What to work on: List each line of the data that holds the string "Minuto", please.

==== Materials provided ====

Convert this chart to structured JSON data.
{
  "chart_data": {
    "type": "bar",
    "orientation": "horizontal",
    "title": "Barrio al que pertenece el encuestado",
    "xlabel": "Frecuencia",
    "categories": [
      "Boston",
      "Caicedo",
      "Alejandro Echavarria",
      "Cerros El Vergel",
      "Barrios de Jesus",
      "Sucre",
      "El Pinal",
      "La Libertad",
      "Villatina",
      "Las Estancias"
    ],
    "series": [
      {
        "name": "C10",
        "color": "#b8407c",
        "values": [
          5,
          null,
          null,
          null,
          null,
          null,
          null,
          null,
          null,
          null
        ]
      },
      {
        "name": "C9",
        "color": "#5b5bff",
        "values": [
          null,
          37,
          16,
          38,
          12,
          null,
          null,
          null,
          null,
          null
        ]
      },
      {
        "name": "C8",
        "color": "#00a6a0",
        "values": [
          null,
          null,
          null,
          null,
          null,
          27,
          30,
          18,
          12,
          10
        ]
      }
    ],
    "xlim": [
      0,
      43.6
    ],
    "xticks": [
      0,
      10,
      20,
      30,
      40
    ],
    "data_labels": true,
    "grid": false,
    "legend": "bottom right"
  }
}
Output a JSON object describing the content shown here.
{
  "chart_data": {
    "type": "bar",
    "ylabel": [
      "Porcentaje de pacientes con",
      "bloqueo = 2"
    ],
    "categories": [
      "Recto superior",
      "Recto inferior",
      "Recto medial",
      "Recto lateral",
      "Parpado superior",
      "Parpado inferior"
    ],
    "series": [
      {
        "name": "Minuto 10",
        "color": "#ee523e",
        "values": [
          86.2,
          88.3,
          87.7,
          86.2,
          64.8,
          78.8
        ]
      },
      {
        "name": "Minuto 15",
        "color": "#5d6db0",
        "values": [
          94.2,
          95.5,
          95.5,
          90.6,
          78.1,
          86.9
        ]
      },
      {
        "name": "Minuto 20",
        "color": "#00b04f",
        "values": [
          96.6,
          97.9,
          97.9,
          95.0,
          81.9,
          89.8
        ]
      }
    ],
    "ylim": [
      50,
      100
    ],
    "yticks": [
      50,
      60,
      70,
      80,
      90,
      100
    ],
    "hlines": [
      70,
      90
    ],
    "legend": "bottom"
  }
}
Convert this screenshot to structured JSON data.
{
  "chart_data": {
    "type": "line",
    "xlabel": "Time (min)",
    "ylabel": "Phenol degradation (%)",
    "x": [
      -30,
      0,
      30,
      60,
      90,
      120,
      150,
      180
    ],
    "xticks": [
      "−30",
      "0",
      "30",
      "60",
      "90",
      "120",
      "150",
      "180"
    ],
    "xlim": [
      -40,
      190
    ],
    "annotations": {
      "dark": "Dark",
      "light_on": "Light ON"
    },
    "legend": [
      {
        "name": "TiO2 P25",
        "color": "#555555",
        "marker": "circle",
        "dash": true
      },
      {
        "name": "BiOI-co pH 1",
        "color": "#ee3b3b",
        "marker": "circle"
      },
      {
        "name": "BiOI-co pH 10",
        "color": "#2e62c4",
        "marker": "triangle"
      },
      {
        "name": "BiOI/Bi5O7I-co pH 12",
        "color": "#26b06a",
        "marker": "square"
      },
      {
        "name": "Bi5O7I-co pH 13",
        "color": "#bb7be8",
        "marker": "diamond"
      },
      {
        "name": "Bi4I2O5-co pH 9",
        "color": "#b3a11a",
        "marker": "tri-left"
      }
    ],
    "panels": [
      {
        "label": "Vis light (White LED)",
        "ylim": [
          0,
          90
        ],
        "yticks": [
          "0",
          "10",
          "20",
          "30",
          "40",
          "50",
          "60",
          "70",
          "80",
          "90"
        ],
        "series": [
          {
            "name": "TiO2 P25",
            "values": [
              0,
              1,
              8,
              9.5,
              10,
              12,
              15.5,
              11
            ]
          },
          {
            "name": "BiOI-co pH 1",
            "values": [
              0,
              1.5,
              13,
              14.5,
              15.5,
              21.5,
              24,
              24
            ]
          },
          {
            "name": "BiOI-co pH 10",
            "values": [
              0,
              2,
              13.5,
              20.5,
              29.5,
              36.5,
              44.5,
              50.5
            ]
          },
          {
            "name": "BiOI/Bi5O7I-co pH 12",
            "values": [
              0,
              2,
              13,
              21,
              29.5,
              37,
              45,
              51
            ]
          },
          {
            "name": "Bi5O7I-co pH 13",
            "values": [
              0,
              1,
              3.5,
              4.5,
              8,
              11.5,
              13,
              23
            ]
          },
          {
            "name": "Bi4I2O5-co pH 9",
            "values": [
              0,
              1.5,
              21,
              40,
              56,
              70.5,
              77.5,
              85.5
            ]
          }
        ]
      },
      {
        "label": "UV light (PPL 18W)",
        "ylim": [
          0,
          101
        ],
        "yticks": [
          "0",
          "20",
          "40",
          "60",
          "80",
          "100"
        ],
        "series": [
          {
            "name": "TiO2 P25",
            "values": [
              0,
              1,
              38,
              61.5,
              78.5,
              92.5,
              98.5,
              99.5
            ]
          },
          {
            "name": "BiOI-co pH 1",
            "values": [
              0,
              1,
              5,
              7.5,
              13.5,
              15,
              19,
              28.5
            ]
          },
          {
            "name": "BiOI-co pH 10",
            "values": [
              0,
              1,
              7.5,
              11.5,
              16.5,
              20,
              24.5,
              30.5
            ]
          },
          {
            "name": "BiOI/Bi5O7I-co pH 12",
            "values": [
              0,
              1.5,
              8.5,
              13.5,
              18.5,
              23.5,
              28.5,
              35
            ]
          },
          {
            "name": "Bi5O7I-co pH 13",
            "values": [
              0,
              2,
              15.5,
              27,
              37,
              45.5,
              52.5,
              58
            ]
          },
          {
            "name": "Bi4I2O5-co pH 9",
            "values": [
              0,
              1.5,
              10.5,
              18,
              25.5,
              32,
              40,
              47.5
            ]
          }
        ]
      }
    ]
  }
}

====

Answer for this exercise:
        "name": "Minuto 10",
        "name": "Minuto 15",
        "name": "Minuto 20",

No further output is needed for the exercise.